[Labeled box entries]
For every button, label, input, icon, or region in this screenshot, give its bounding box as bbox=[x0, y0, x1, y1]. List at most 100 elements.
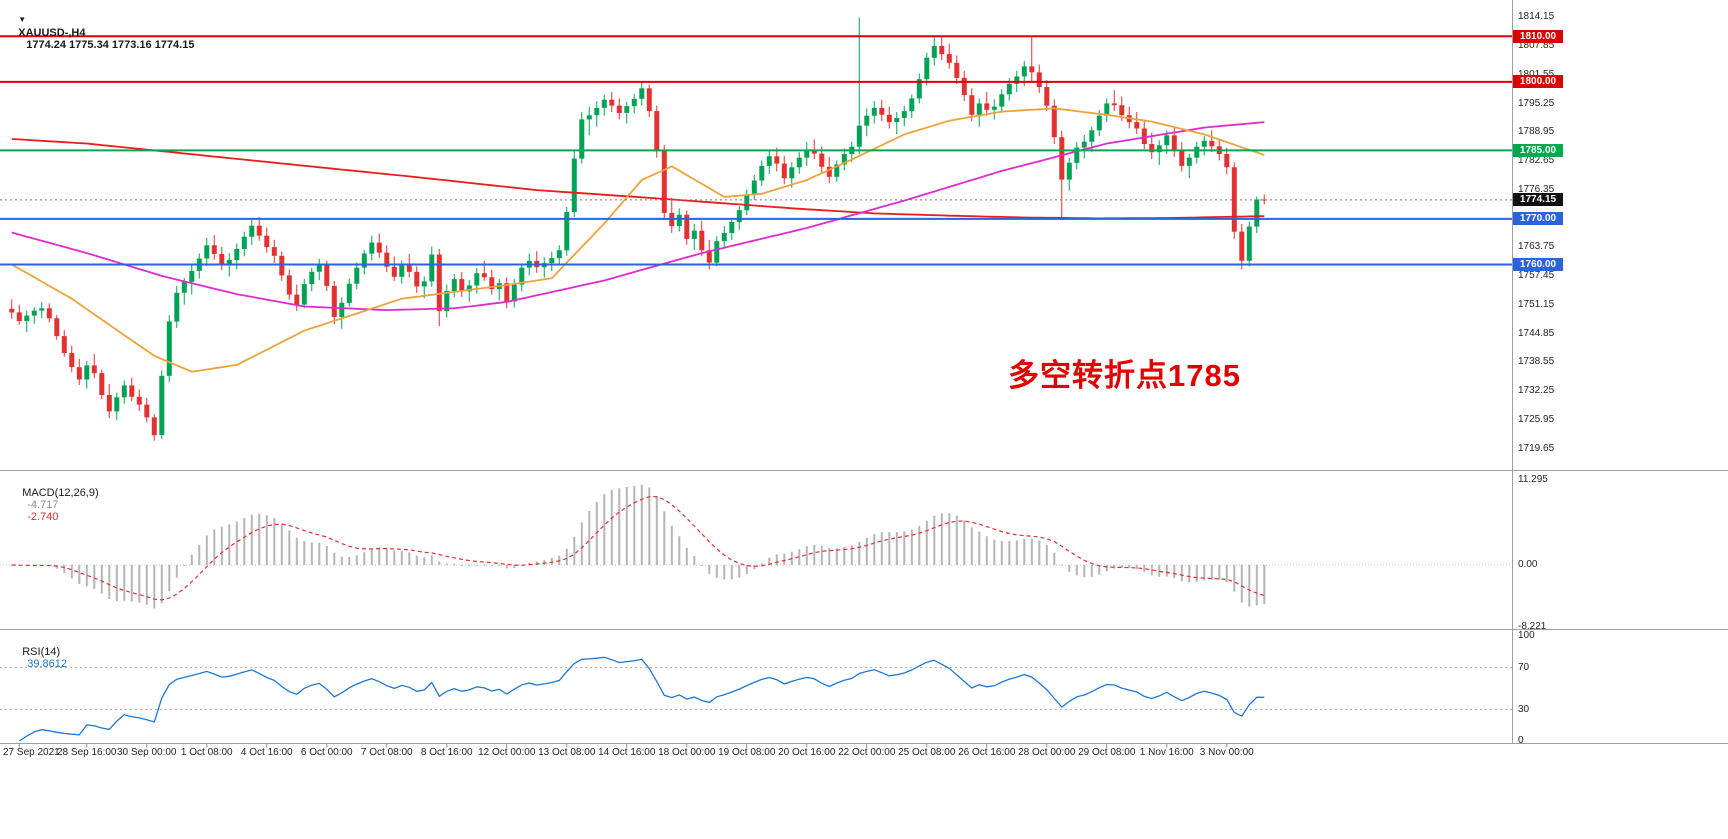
price-axis-tick: 1751.15 bbox=[1518, 298, 1555, 310]
candle-body bbox=[144, 404, 150, 418]
rsi-value: 39.8612 bbox=[27, 658, 67, 670]
price-axis-tick: 1738.55 bbox=[1518, 356, 1555, 368]
macd-histogram-bar bbox=[453, 563, 456, 565]
price-badge-1800.00: 1800.00 bbox=[1513, 75, 1563, 89]
macd-histogram-bar bbox=[528, 562, 531, 565]
macd-histogram-bar bbox=[475, 564, 478, 566]
one-click-trading-icon[interactable]: ▼ bbox=[18, 15, 27, 24]
macd-histogram-bar bbox=[333, 552, 336, 565]
candle-body bbox=[781, 163, 787, 179]
candle-body bbox=[384, 252, 390, 267]
rsi-axis-tick: 100 bbox=[1518, 630, 1535, 641]
macd-histogram-bar bbox=[940, 513, 943, 565]
rsi-label: RSI(14) 39.8612 bbox=[10, 634, 67, 682]
ma-fast-orange[interactable] bbox=[11, 107, 1265, 373]
macd-histogram-bar bbox=[205, 535, 208, 565]
macd-histogram-bar bbox=[730, 565, 733, 580]
candle-body bbox=[294, 294, 300, 305]
ma-mid-magenta[interactable] bbox=[11, 121, 1265, 311]
candle-body bbox=[931, 45, 937, 58]
time-axis-label: 30 Sep 00:00 bbox=[117, 747, 177, 758]
macd-histogram-bar bbox=[933, 515, 936, 565]
macd-histogram-bar bbox=[1038, 540, 1041, 565]
candle-body bbox=[16, 312, 22, 322]
candle-body bbox=[264, 235, 270, 248]
macd-histogram-bar bbox=[273, 518, 276, 565]
candle-body bbox=[324, 264, 330, 286]
macd-histogram-bar bbox=[955, 515, 958, 565]
macd-histogram-bar bbox=[243, 518, 246, 565]
time-axis-label: 13 Oct 08:00 bbox=[538, 747, 596, 758]
candle-body bbox=[856, 125, 862, 147]
macd-histogram-bar bbox=[543, 559, 546, 565]
macd-histogram-bar bbox=[325, 546, 328, 565]
price-axis-tick: 1776.35 bbox=[1518, 183, 1555, 195]
macd-histogram-bar bbox=[445, 563, 448, 565]
chart-annotation[interactable]: 多空转折点1785 bbox=[1008, 358, 1241, 393]
candle-body bbox=[376, 242, 382, 253]
macd-pane[interactable] bbox=[0, 484, 1512, 609]
candle-body bbox=[729, 222, 735, 233]
price-axis-tick: 1719.65 bbox=[1518, 442, 1555, 454]
candle-body bbox=[114, 397, 120, 412]
candle-body bbox=[444, 291, 450, 312]
macd-histogram-bar bbox=[610, 489, 613, 565]
candle-body bbox=[639, 88, 645, 99]
price-badge-1810.00: 1810.00 bbox=[1513, 29, 1563, 43]
candle-body bbox=[571, 158, 577, 212]
candle-body bbox=[481, 273, 487, 278]
macd-histogram-bar bbox=[378, 547, 381, 565]
candle-body bbox=[564, 212, 570, 251]
candle-body bbox=[1179, 150, 1185, 166]
macd-histogram-bar bbox=[1263, 565, 1266, 605]
macd-histogram-bar bbox=[1150, 565, 1153, 576]
candle-body bbox=[916, 79, 922, 99]
macd-histogram-bar bbox=[880, 532, 883, 565]
macd-histogram-bar bbox=[985, 536, 988, 565]
rsi-axis-tick: 70 bbox=[1518, 661, 1530, 673]
macd-histogram-bar bbox=[828, 547, 831, 565]
macd-histogram-bar bbox=[918, 525, 921, 565]
macd-histogram-bar bbox=[1045, 545, 1048, 565]
rsi-axis-tick: 0 bbox=[1518, 735, 1524, 746]
candle-body bbox=[1111, 103, 1117, 106]
macd-histogram-bar bbox=[490, 565, 493, 566]
candle-body bbox=[1051, 105, 1057, 138]
macd-histogram-bar bbox=[123, 565, 126, 601]
macd-histogram-bar bbox=[108, 565, 111, 599]
macd-histogram-bar bbox=[303, 541, 306, 565]
candle-body bbox=[159, 375, 165, 436]
macd-histogram-bar bbox=[415, 555, 418, 565]
macd-histogram-bar bbox=[78, 565, 81, 584]
macd-histogram-bar bbox=[430, 555, 433, 565]
macd-histogram-bar bbox=[468, 565, 471, 566]
rsi-line bbox=[18, 656, 1265, 742]
rsi-pane[interactable] bbox=[0, 656, 1512, 742]
ma-slow-red[interactable] bbox=[11, 138, 1265, 220]
macd-histogram-bar bbox=[288, 530, 291, 565]
macd-histogram-bar bbox=[573, 536, 576, 565]
macd-histogram-bar bbox=[633, 485, 636, 565]
macd-histogram-bar bbox=[970, 527, 973, 565]
macd-histogram-bar bbox=[393, 550, 396, 565]
candle-body bbox=[1081, 141, 1087, 148]
candle-body bbox=[1261, 199, 1267, 201]
candle-body bbox=[331, 285, 337, 317]
macd-histogram-bar bbox=[565, 548, 568, 565]
price-pane[interactable] bbox=[0, 17, 1512, 441]
candle-body bbox=[1239, 231, 1245, 261]
macd-histogram-bar bbox=[1180, 565, 1183, 582]
macd-histogram-bar bbox=[1098, 565, 1101, 575]
macd-histogram-bar bbox=[1000, 541, 1003, 565]
time-axis-label: 4 Oct 16:00 bbox=[240, 747, 293, 758]
candle-body bbox=[219, 254, 225, 264]
macd-histogram-bar bbox=[160, 565, 163, 604]
candle-body bbox=[1246, 226, 1252, 261]
macd-histogram-bar bbox=[505, 565, 508, 569]
rsi-name: RSI(14) bbox=[22, 646, 61, 658]
candle-body bbox=[909, 98, 915, 112]
candle-body bbox=[106, 395, 112, 412]
macd-histogram-bar bbox=[483, 564, 486, 566]
macd-histogram-bar bbox=[858, 541, 861, 565]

REQUIREMENTS — Please rewrite all of the entries above, swapping "candle-body" for "candlestick-body" wherever it occurs and changing nothing else. Leave the pictures out of your answer.

THE RESULT —
For every button, label, input, icon, or region in this screenshot, give its bounding box as bbox=[x0, y0, x1, y1]. List at most 100 elements.
price-axis-tick: 1751.15 bbox=[1518, 298, 1555, 310]
candlestick-body bbox=[144, 404, 150, 418]
rsi-value: 39.8612 bbox=[27, 658, 67, 670]
price-axis-tick: 1738.55 bbox=[1518, 356, 1555, 368]
macd-histogram-bar bbox=[453, 563, 456, 565]
price-badge-1800.00: 1800.00 bbox=[1513, 75, 1563, 89]
macd-histogram-bar bbox=[528, 562, 531, 565]
macd-histogram-bar bbox=[475, 564, 478, 566]
one-click-trading-icon[interactable]: ▼ bbox=[18, 15, 27, 24]
macd-histogram-bar bbox=[333, 552, 336, 565]
candlestick-body bbox=[781, 163, 787, 179]
candlestick-body bbox=[384, 252, 390, 267]
rsi-axis-tick: 100 bbox=[1518, 630, 1535, 641]
macd-histogram-bar bbox=[940, 513, 943, 565]
rsi-label: RSI(14) 39.8612 bbox=[10, 634, 67, 682]
ma-fast-orange[interactable] bbox=[11, 107, 1265, 373]
macd-histogram-bar bbox=[205, 535, 208, 565]
macd-histogram-bar bbox=[730, 565, 733, 580]
candlestick-body bbox=[294, 294, 300, 305]
ma-mid-magenta[interactable] bbox=[11, 121, 1265, 311]
candlestick-body bbox=[931, 45, 937, 58]
time-axis-label: 30 Sep 00:00 bbox=[117, 747, 177, 758]
macd-histogram-bar bbox=[933, 515, 936, 565]
macd-histogram-bar bbox=[1038, 540, 1041, 565]
candlestick-body bbox=[16, 312, 22, 322]
candlestick-body bbox=[264, 235, 270, 248]
macd-histogram-bar bbox=[273, 518, 276, 565]
candlestick-body bbox=[324, 264, 330, 286]
macd-histogram-bar bbox=[955, 515, 958, 565]
macd-histogram-bar bbox=[243, 518, 246, 565]
time-axis-label: 13 Oct 08:00 bbox=[538, 747, 596, 758]
candlestick-body bbox=[856, 125, 862, 147]
macd-histogram-bar bbox=[543, 559, 546, 565]
macd-histogram-bar bbox=[325, 546, 328, 565]
price-axis-tick: 1776.35 bbox=[1518, 183, 1555, 195]
macd-histogram-bar bbox=[445, 563, 448, 565]
chart-annotation[interactable]: 多空转折点1785 bbox=[1008, 358, 1241, 393]
candlestick-body bbox=[376, 242, 382, 253]
macd-pane[interactable] bbox=[0, 484, 1512, 609]
candlestick-body bbox=[729, 222, 735, 233]
price-axis-tick: 1719.65 bbox=[1518, 442, 1555, 454]
candlestick-body bbox=[114, 397, 120, 412]
candlestick-body bbox=[444, 291, 450, 312]
macd-histogram-bar bbox=[610, 489, 613, 565]
candlestick-body bbox=[639, 88, 645, 99]
price-badge-1810.00: 1810.00 bbox=[1513, 29, 1563, 43]
candlestick-body bbox=[571, 158, 577, 212]
candlestick-body bbox=[481, 273, 487, 278]
macd-histogram-bar bbox=[378, 547, 381, 565]
candlestick-body bbox=[564, 212, 570, 251]
candlestick-body bbox=[1179, 150, 1185, 166]
macd-histogram-bar bbox=[1263, 565, 1266, 605]
macd-histogram-bar bbox=[1150, 565, 1153, 576]
candlestick-body bbox=[916, 79, 922, 99]
macd-histogram-bar bbox=[880, 532, 883, 565]
macd-histogram-bar bbox=[985, 536, 988, 565]
rsi-axis-tick: 70 bbox=[1518, 661, 1530, 673]
macd-histogram-bar bbox=[828, 547, 831, 565]
macd-histogram-bar bbox=[918, 525, 921, 565]
macd-histogram-bar bbox=[1045, 545, 1048, 565]
rsi-axis-tick: 0 bbox=[1518, 735, 1524, 746]
candlestick-body bbox=[1111, 103, 1117, 106]
macd-histogram-bar bbox=[490, 565, 493, 566]
candlestick-body bbox=[1051, 105, 1057, 138]
macd-histogram-bar bbox=[123, 565, 126, 601]
macd-histogram-bar bbox=[108, 565, 111, 599]
macd-histogram-bar bbox=[303, 541, 306, 565]
candlestick-body bbox=[159, 375, 165, 436]
macd-histogram-bar bbox=[415, 555, 418, 565]
macd-histogram-bar bbox=[78, 565, 81, 584]
macd-histogram-bar bbox=[430, 555, 433, 565]
macd-histogram-bar bbox=[468, 565, 471, 566]
rsi-line bbox=[18, 656, 1265, 742]
rsi-pane[interactable] bbox=[0, 656, 1512, 742]
ma-slow-red[interactable] bbox=[11, 138, 1265, 220]
macd-histogram-bar bbox=[288, 530, 291, 565]
macd-histogram-bar bbox=[573, 536, 576, 565]
macd-histogram-bar bbox=[633, 485, 636, 565]
macd-histogram-bar bbox=[970, 527, 973, 565]
macd-histogram-bar bbox=[393, 550, 396, 565]
candlestick-body bbox=[1081, 141, 1087, 148]
candlestick-body bbox=[1261, 199, 1267, 201]
candlestick-body bbox=[331, 285, 337, 317]
macd-histogram-bar bbox=[565, 548, 568, 565]
price-pane[interactable] bbox=[0, 17, 1512, 441]
candlestick-body bbox=[1239, 231, 1245, 261]
macd-histogram-bar bbox=[1180, 565, 1183, 582]
macd-histogram-bar bbox=[1098, 565, 1101, 575]
macd-histogram-bar bbox=[1000, 541, 1003, 565]
time-axis-label: 4 Oct 16:00 bbox=[240, 747, 293, 758]
candlestick-body bbox=[219, 254, 225, 264]
macd-histogram-bar bbox=[160, 565, 163, 604]
candlestick-body bbox=[1246, 226, 1252, 261]
macd-histogram-bar bbox=[505, 565, 508, 569]
rsi-name: RSI(14) bbox=[22, 646, 61, 658]
candlestick-body bbox=[909, 98, 915, 112]
candlestick-body bbox=[106, 395, 112, 412]
macd-histogram-bar bbox=[483, 564, 486, 566]
macd-histogram-bar bbox=[858, 541, 861, 565]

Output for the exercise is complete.